● Work required:
Without including the pictures, copy out every line below.
___ Data rows ___
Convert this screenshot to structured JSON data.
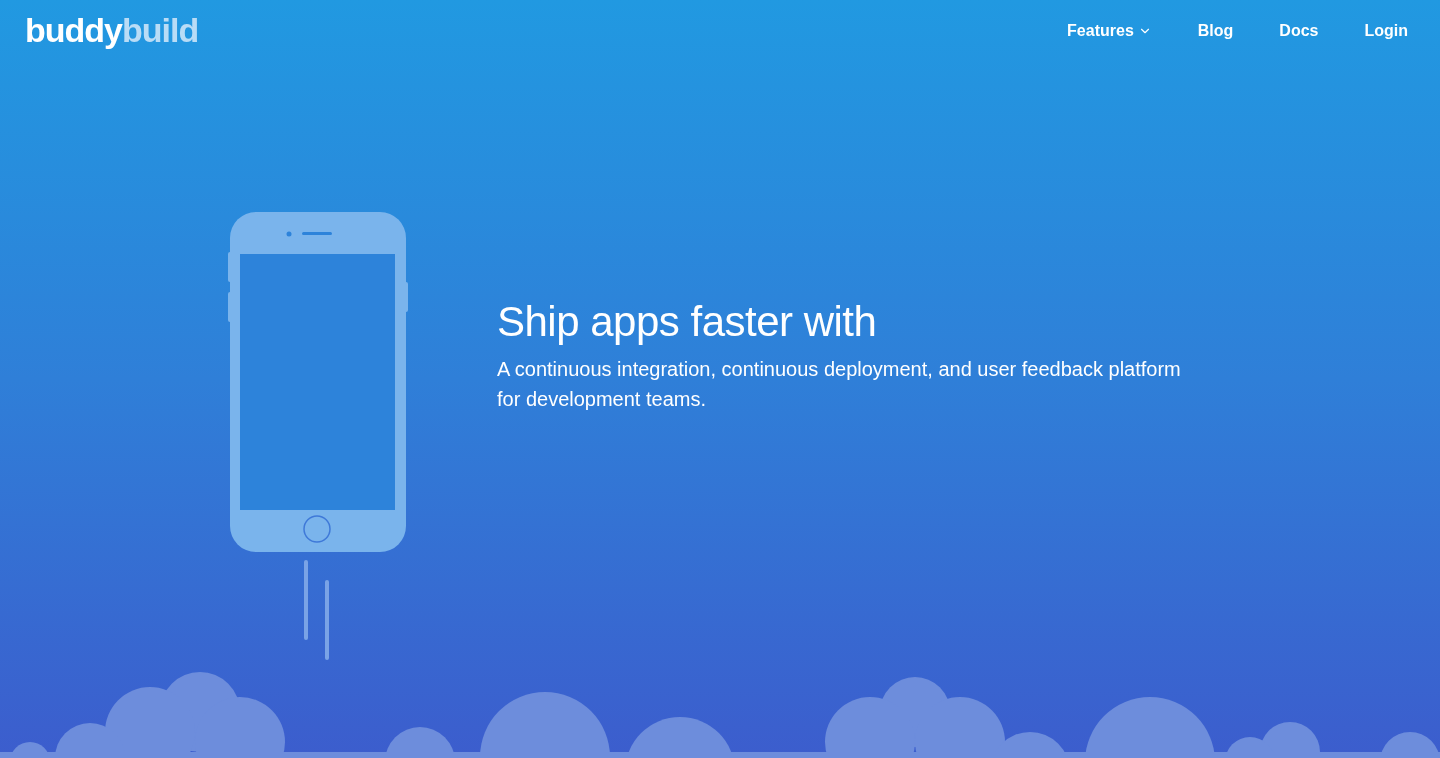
{
  "logo": {
    "part_1": "buddy",
    "part_2": "build"
  },
  "nav": [
    {
      "label": "Features",
      "kind": "dropdown"
    },
    {
      "label": "Blog",
      "kind": "link"
    },
    {
      "label": "Docs",
      "kind": "link"
    },
    {
      "label": "Login",
      "kind": "link"
    }
  ],
  "hero": {
    "title": "Ship apps faster with",
    "subtitle": "A continuous integration, continuous deployment, and user feedback platform for development teams."
  }
}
___
● In response:
Convert this screenshot to structured JSON data.
{
  "logo": {
    "part_1": "buddy",
    "part_2": "build"
  },
  "nav": [
    {
      "label": "Features",
      "kind": "dropdown"
    },
    {
      "label": "Blog",
      "kind": "link"
    },
    {
      "label": "Docs",
      "kind": "link"
    },
    {
      "label": "Login",
      "kind": "link"
    }
  ],
  "hero": {
    "title": "Ship apps faster with",
    "subtitle": "A continuous integration, continuous deployment, and user feedback platform for development teams."
  }
}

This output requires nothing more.